### What you will do
Without changing a character, return the entries, but not the images they hold.

Records contained in a dataset:
-------

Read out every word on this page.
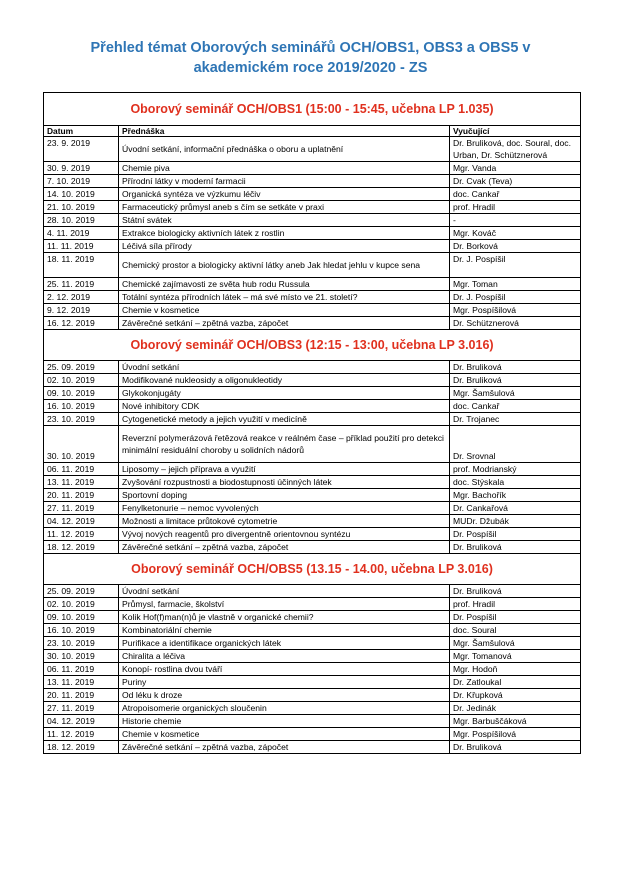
Přehled témat Oborových seminářů OCH/OBS1, OBS3 a OBS5 v
akademickém roce 2019/2020 - ZS
Oborový seminář OCH/OBS1 (15:00 - 15:45, učebna LP 1.035)		
Datum	Přednáška	Vyučující
23. 9. 2019	Úvodní setkání, informační přednáška o oboru a uplatnění	Dr. Bruliková, doc. Soural, doc. Urban, Dr. Schütznerová
30. 9. 2019	Chemie piva	Mgr. Vanda
7. 10. 2019	Přírodní látky v moderní farmacii	Dr. Cvak (Teva)
14. 10. 2019	Organická syntéza ve výzkumu léčiv	doc. Cankař
21. 10. 2019	Farmaceutický průmysl aneb s čím se setkáte v praxi	prof. Hradil
28. 10. 2019	Státní svátek	-
4. 11. 2019	Extrakce biologicky aktivních látek z rostlin	Mgr. Kováč
11. 11. 2019	Léčivá síla přírody	Dr. Borková
18. 11. 2019	Chemický prostor a biologicky aktivní látky aneb Jak hledat jehlu v kupce sena	Dr. J. Pospíšil
25. 11. 2019	Chemické zajímavosti ze světa hub rodu Russula	Mgr. Toman
2. 12. 2019	Totální syntéza přírodních látek – má své místo ve 21. století?	Dr. J. Pospíšil
9. 12. 2019	Chemie v kosmetice	Mgr. Pospíšilová
16. 12. 2019	Závěrečné setkání – zpětná vazba, zápočet	Dr. Schütznerová
Oborový seminář OCH/OBS3 (12:15 - 13:00, učebna LP 3.016)		
25. 09. 2019	Úvodní setkání	Dr. Bruliková
02. 10. 2019	Modifikované nukleosidy a oligonukleotidy	Dr. Bruliková
09. 10. 2019	Glykokonjugáty	Mgr. Šamšulová
16. 10. 2019	Nové inhibitory CDK	doc. Cankař
23. 10. 2019	Cytogenetické metody a jejich využití v medicíně	Dr. Trojanec
30. 10. 2019	Reverzní polymerázová řetězová reakce v reálném čase – příklad použití pro detekci minimální residuální choroby u solidních nádorů	Dr. Srovnal
06. 11. 2019	Liposomy – jejich příprava a využití	prof. Modrianský
13. 11. 2019	Zvyšování rozpustnosti a biodostupnosti účinných látek	doc. Stýskala
20. 11. 2019	Sportovní doping	Mgr. Bachořík
27. 11. 2019	Fenylketonurie – nemoc vyvolených	Dr. Cankařová
04. 12. 2019	Možnosti a limitace průtokové cytometrie	MUDr. Džubák
11. 12. 2019	Vývoj nových reagentů pro divergentně orientovnou syntézu	Dr. Pospíšil
18. 12. 2019	Závěrečné setkání – zpětná vazba, zápočet	Dr. Bruliková
Oborový seminář OCH/OBS5 (13.15 - 14.00, učebna LP 3.016)		
25. 09. 2019	Úvodní setkání	Dr. Bruliková
02. 10. 2019	Průmysl, farmacie, školství	prof. Hradil
09. 10. 2019	Kolik Hof(f)man(n)ů je vlastně v organické chemii?	Dr. Pospíšil
16. 10. 2019	Kombinatoriální chemie	doc. Soural
23. 10. 2019	Purifikace a identifikace organických látek	Mgr. Šamšulová
30. 10. 2019	Chiralita a léčiva	Mgr. Tomanová
06. 11. 2019	Konopí- rostlina dvou tváří	Mgr. Hodoň
13. 11. 2019	Puriny	Dr. Zatloukal
20. 11. 2019	Od léku k droze	Dr. Křupková
27. 11. 2019	Atropoisomerie organických sloučenin	Dr. Jedinák
04. 12. 2019	Historie chemie	Mgr. Barbuščáková
11. 12. 2019	Chemie v kosmetice	Mgr. Pospíšilová
18. 12. 2019	Závěrečné setkání – zpětná vazba, zápočet	Dr. Bruliková
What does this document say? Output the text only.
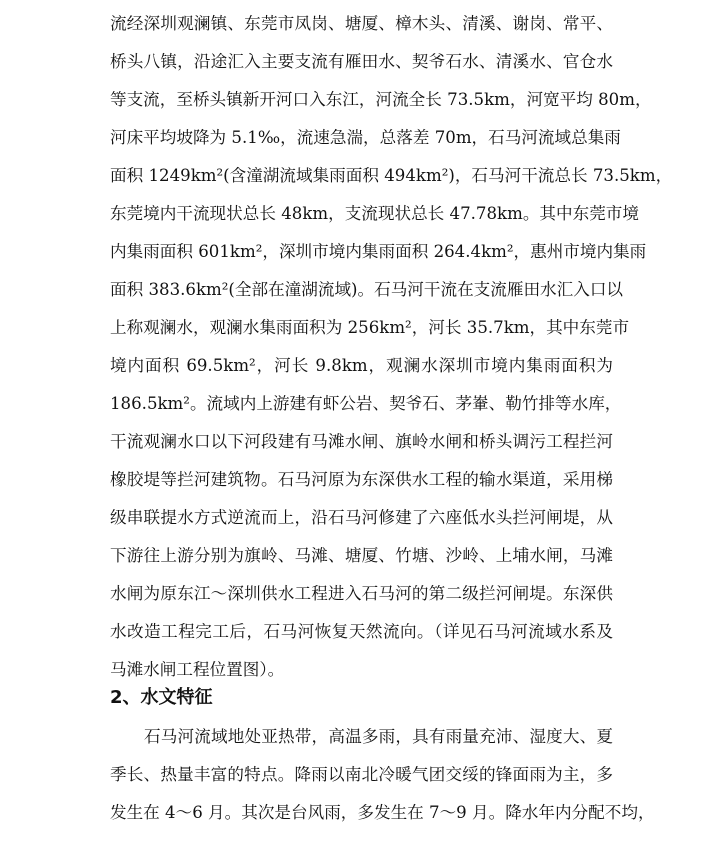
流经深圳观澜镇、东莞市凤岗、塘厦、樟木头、清溪、谢岗、常平、
桥头八镇，沿途汇入主要支流有雁田水、契爷石水、清溪水、官仓水
等支流，至桥头镇新开河口入东江，河流全长 73.5km，河宽平均 80m，
河床平均坡降为 5.1‰，流速急湍，总落差 70m，石马河流域总集雨
面积 1249km²(含潼湖流域集雨面积 494km²)，石马河干流总长 73.5km，
东莞境内干流现状总长 48km，支流现状总长 47.78km。其中东莞市境
内集雨面积 601km²，深圳市境内集雨面积 264.4km²，惠州市境内集雨
面积 383.6km²(全部在潼湖流域)。石马河干流在支流雁田水汇入口以
上称观澜水，观澜水集雨面积为 256km²，河长 35.7km，其中东莞市
境内面积 69.5km²，河长 9.8km，观澜水深圳市境内集雨面积为
186.5km²。流域内上游建有虾公岩、契爷石、茅輋、勒竹排等水库，
干流观澜水口以下河段建有马滩水闸、旗岭水闸和桥头调污工程拦河
橡胶堤等拦河建筑物。石马河原为东深供水工程的输水渠道，采用梯
级串联提水方式逆流而上，沿石马河修建了六座低水头拦河闸堤，从
下游往上游分别为旗岭、马滩、塘厦、竹塘、沙岭、上埔水闸，马滩
水闸为原东江～深圳供水工程进入石马河的第二级拦河闸堤。东深供
水改造工程完工后，石马河恢复天然流向。（详见石马河流域水系及
马滩水闸工程位置图）。
2、水文特征
石马河流域地处亚热带，高温多雨，具有雨量充沛、湿度大、夏
季长、热量丰富的特点。降雨以南北冷暖气团交绥的锋面雨为主，多
发生在 4～6 月。其次是台风雨，多发生在 7～9 月。降水年内分配不均，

-------

### Worked solution
Read out every word on this page.
Přehled témat Oborových seminářů OCH/OBS1, OBS3 a OBS5 v
akademickém roce 2019/2020 - ZS
Oborový seminář OCH/OBS1 (15:00 - 15:45, učebna LP 1.035)		
Datum	Přednáška	Vyučující
23. 9. 2019	Úvodní setkání, informační přednáška o oboru a uplatnění	Dr. Bruliková, doc. Soural, doc. Urban, Dr. Schütznerová
30. 9. 2019	Chemie piva	Mgr. Vanda
7. 10. 2019	Přírodní látky v moderní farmacii	Dr. Cvak (Teva)
14. 10. 2019	Organická syntéza ve výzkumu léčiv	doc. Cankař
21. 10. 2019	Farmaceutický průmysl aneb s čím se setkáte v praxi	prof. Hradil
28. 10. 2019	Státní svátek	-
4. 11. 2019	Extrakce biologicky aktivních látek z rostlin	Mgr. Kováč
11. 11. 2019	Léčivá síla přírody	Dr. Borková
18. 11. 2019	Chemický prostor a biologicky aktivní látky aneb Jak hledat jehlu v kupce sena	Dr. J. Pospíšil
25. 11. 2019	Chemické zajímavosti ze světa hub rodu Russula	Mgr. Toman
2. 12. 2019	Totální syntéza přírodních látek – má své místo ve 21. století?	Dr. J. Pospíšil
9. 12. 2019	Chemie v kosmetice	Mgr. Pospíšilová
16. 12. 2019	Závěrečné setkání – zpětná vazba, zápočet	Dr. Schütznerová
Oborový seminář OCH/OBS3 (12:15 - 13:00, učebna LP 3.016)		
25. 09. 2019	Úvodní setkání	Dr. Bruliková
02. 10. 2019	Modifikované nukleosidy a oligonukleotidy	Dr. Bruliková
09. 10. 2019	Glykokonjugáty	Mgr. Šamšulová
16. 10. 2019	Nové inhibitory CDK	doc. Cankař
23. 10. 2019	Cytogenetické metody a jejich využití v medicíně	Dr. Trojanec
30. 10. 2019	Reverzní polymerázová řetězová reakce v reálném čase – příklad použití pro detekci minimální residuální choroby u solidních nádorů	Dr. Srovnal
06. 11. 2019	Liposomy – jejich příprava a využití	prof. Modrianský
13. 11. 2019	Zvyšování rozpustnosti a biodostupnosti účinných látek	doc. Stýskala
20. 11. 2019	Sportovní doping	Mgr. Bachořík
27. 11. 2019	Fenylketonurie – nemoc vyvolených	Dr. Cankařová
04. 12. 2019	Možnosti a limitace průtokové cytometrie	MUDr. Džubák
11. 12. 2019	Vývoj nových reagentů pro divergentně orientovnou syntézu	Dr. Pospíšil
18. 12. 2019	Závěrečné setkání – zpětná vazba, zápočet	Dr. Bruliková
Oborový seminář OCH/OBS5 (13.15 - 14.00, učebna LP 3.016)		
25. 09. 2019	Úvodní setkání	Dr. Bruliková
02. 10. 2019	Průmysl, farmacie, školství	prof. Hradil
09. 10. 2019	Kolik Hof(f)man(n)ů je vlastně v organické chemii?	Dr. Pospíšil
16. 10. 2019	Kombinatoriální chemie	doc. Soural
23. 10. 2019	Purifikace a identifikace organických látek	Mgr. Šamšulová
30. 10. 2019	Chiralita a léčiva	Mgr. Tomanová
06. 11. 2019	Konopí- rostlina dvou tváří	Mgr. Hodoň
13. 11. 2019	Puriny	Dr. Zatloukal
20. 11. 2019	Od léku k droze	Dr. Křupková
27. 11. 2019	Atropoisomerie organických sloučenin	Dr. Jedinák
04. 12. 2019	Historie chemie	Mgr. Barbuščáková
11. 12. 2019	Chemie v kosmetice	Mgr. Pospíšilová
18. 12. 2019	Závěrečné setkání – zpětná vazba, zápočet	Dr. Bruliková
What does this document say? Output the text only.
流经深圳观澜镇、东莞市凤岗、塘厦、樟木头、清溪、谢岗、常平、
桥头八镇，沿途汇入主要支流有雁田水、契爷石水、清溪水、官仓水
等支流，至桥头镇新开河口入东江，河流全长 73.5km，河宽平均 80m，
河床平均坡降为 5.1‰，流速急湍，总落差 70m，石马河流域总集雨
面积 1249km²(含潼湖流域集雨面积 494km²)，石马河干流总长 73.5km，
东莞境内干流现状总长 48km，支流现状总长 47.78km。其中东莞市境
内集雨面积 601km²，深圳市境内集雨面积 264.4km²，惠州市境内集雨
面积 383.6km²(全部在潼湖流域)。石马河干流在支流雁田水汇入口以
上称观澜水，观澜水集雨面积为 256km²，河长 35.7km，其中东莞市
境内面积 69.5km²，河长 9.8km，观澜水深圳市境内集雨面积为
186.5km²。流域内上游建有虾公岩、契爷石、茅輋、勒竹排等水库，
干流观澜水口以下河段建有马滩水闸、旗岭水闸和桥头调污工程拦河
橡胶堤等拦河建筑物。石马河原为东深供水工程的输水渠道，采用梯
级串联提水方式逆流而上，沿石马河修建了六座低水头拦河闸堤，从
下游往上游分别为旗岭、马滩、塘厦、竹塘、沙岭、上埔水闸，马滩
水闸为原东江～深圳供水工程进入石马河的第二级拦河闸堤。东深供
水改造工程完工后，石马河恢复天然流向。（详见石马河流域水系及
马滩水闸工程位置图）。
2、水文特征
石马河流域地处亚热带，高温多雨，具有雨量充沛、湿度大、夏
季长、热量丰富的特点。降雨以南北冷暖气团交绥的锋面雨为主，多
发生在 4～6 月。其次是台风雨，多发生在 7～9 月。降水年内分配不均，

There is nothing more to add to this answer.